Give the listing again in full, exactly as written.

Dataset records:
########

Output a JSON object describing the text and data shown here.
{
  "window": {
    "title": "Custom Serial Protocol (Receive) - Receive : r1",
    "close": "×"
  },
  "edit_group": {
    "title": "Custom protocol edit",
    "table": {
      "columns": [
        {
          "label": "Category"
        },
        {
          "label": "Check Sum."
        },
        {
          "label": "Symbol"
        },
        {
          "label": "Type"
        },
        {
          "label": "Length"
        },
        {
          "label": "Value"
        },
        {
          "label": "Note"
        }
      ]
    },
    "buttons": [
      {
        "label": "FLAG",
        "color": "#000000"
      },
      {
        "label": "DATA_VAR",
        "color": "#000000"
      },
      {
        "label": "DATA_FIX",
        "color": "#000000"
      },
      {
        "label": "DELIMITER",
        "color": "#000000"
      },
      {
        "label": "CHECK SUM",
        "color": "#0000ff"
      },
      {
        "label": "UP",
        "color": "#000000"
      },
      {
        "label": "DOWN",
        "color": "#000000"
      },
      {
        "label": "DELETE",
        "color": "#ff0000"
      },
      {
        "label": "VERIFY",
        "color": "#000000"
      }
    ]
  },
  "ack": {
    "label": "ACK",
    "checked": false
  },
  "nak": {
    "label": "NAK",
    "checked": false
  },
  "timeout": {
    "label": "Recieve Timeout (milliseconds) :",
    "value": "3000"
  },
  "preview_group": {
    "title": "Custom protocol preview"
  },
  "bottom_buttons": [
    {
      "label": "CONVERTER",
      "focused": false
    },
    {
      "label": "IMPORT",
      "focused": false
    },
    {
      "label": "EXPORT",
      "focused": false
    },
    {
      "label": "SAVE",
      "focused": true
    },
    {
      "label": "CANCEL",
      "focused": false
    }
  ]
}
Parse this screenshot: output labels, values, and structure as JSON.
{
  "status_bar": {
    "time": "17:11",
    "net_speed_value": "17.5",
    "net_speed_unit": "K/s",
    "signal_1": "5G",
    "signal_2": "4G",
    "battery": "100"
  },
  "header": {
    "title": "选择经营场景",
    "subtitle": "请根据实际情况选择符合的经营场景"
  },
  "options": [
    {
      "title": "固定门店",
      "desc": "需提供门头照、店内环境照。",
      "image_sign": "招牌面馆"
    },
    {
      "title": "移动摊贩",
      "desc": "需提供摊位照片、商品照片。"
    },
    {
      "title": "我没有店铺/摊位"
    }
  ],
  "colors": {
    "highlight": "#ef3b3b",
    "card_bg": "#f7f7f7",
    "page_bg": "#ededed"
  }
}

########

■ Finished answer:
Output a JSON object describing the text and data shown here.
{
  "window": {
    "title": "Custom Serial Protocol (Receive) - Receive : r1",
    "close": "×"
  },
  "edit_group": {
    "title": "Custom protocol edit",
    "table": {
      "columns": [
        {
          "label": "Category"
        },
        {
          "label": "Check Sum."
        },
        {
          "label": "Symbol"
        },
        {
          "label": "Type"
        },
        {
          "label": "Length"
        },
        {
          "label": "Value"
        },
        {
          "label": "Note"
        }
      ]
    },
    "buttons": [
      {
        "label": "FLAG",
        "color": "#000000"
      },
      {
        "label": "DATA_VAR",
        "color": "#000000"
      },
      {
        "label": "DATA_FIX",
        "color": "#000000"
      },
      {
        "label": "DELIMITER",
        "color": "#000000"
      },
      {
        "label": "CHECK SUM",
        "color": "#0000ff"
      },
      {
        "label": "UP",
        "color": "#000000"
      },
      {
        "label": "DOWN",
        "color": "#000000"
      },
      {
        "label": "DELETE",
        "color": "#ff0000"
      },
      {
        "label": "VERIFY",
        "color": "#000000"
      }
    ]
  },
  "ack": {
    "label": "ACK",
    "checked": false
  },
  "nak": {
    "label": "NAK",
    "checked": false
  },
  "timeout": {
    "label": "Recieve Timeout (milliseconds) :",
    "value": "3000"
  },
  "preview_group": {
    "title": "Custom protocol preview"
  },
  "bottom_buttons": [
    {
      "label": "CONVERTER",
      "focused": false
    },
    {
      "label": "IMPORT",
      "focused": false
    },
    {
      "label": "EXPORT",
      "focused": false
    },
    {
      "label": "SAVE",
      "focused": true
    },
    {
      "label": "CANCEL",
      "focused": false
    }
  ]
}
Parse this screenshot: output labels, values, and structure as JSON.
{
  "status_bar": {
    "time": "17:11",
    "net_speed_value": "17.5",
    "net_speed_unit": "K/s",
    "signal_1": "5G",
    "signal_2": "4G",
    "battery": "100"
  },
  "header": {
    "title": "选择经营场景",
    "subtitle": "请根据实际情况选择符合的经营场景"
  },
  "options": [
    {
      "title": "固定门店",
      "desc": "需提供门头照、店内环境照。",
      "image_sign": "招牌面馆"
    },
    {
      "title": "移动摊贩",
      "desc": "需提供摊位照片、商品照片。"
    },
    {
      "title": "我没有店铺/摊位"
    }
  ],
  "colors": {
    "highlight": "#ef3b3b",
    "card_bg": "#f7f7f7",
    "page_bg": "#ededed"
  }
}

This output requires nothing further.